▼▼▼

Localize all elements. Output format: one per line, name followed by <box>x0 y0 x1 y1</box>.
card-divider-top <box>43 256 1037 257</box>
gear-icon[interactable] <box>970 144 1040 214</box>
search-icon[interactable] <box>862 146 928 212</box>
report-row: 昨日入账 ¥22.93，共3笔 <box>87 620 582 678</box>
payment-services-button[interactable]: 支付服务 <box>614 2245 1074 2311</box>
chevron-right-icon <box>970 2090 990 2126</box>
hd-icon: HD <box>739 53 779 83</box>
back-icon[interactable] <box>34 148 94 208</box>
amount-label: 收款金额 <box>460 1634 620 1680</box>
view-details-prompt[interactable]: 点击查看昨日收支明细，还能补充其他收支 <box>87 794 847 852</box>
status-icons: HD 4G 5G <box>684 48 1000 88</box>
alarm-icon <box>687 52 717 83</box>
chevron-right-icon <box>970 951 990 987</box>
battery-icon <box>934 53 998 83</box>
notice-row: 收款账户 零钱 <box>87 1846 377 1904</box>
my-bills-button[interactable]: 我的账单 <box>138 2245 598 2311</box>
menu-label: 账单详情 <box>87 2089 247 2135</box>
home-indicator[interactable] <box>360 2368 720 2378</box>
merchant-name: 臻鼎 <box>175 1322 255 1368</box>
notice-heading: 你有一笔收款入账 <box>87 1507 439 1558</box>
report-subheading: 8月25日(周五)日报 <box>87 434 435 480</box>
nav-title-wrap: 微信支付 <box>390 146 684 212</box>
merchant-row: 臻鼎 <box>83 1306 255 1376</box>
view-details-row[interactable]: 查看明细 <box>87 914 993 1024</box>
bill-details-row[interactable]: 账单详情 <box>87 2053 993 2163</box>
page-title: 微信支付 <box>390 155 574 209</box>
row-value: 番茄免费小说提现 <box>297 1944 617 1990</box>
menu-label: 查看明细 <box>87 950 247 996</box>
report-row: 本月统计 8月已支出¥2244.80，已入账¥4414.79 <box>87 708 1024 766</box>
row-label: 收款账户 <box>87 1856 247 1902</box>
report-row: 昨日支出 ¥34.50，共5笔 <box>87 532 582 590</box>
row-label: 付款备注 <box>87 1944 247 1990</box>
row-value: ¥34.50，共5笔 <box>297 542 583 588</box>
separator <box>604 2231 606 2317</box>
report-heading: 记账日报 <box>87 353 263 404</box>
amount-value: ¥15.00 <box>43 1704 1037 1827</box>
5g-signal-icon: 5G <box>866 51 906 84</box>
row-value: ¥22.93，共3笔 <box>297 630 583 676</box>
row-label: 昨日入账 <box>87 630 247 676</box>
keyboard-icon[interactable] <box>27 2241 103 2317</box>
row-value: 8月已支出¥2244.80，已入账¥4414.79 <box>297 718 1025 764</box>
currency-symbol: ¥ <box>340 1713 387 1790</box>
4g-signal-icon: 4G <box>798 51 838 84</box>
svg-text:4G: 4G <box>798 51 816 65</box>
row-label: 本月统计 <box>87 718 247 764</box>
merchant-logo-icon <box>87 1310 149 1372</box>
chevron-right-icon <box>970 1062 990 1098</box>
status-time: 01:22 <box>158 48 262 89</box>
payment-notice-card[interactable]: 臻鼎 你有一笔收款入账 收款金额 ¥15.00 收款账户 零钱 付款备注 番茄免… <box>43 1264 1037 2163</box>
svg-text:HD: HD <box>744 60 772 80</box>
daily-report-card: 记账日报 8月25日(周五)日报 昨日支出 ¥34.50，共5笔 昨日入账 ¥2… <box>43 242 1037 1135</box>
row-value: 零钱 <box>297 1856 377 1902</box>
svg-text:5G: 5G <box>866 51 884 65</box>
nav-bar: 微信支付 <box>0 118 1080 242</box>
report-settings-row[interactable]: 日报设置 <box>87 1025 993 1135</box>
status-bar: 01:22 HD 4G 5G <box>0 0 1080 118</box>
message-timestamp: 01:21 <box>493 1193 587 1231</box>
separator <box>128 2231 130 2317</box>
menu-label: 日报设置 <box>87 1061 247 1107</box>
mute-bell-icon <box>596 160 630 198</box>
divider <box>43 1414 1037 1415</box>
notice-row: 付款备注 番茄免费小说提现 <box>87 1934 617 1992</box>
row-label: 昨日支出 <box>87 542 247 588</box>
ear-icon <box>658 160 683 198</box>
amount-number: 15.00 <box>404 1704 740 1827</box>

▲▲▲

## PROBLEM TO WORK ON
Please filter the material above, copying out every line that contains the string "收款金额". The match is case-sensitive.

## OUTPUT FOR THIS TASK
amount-label: 收款金额 <box>460 1634 620 1680</box>
payment-notice-card[interactable]: 臻鼎 你有一笔收款入账 收款金额 ¥15.00 收款账户 零钱 付款备注 番茄免… <box>43 1264 1037 2163</box>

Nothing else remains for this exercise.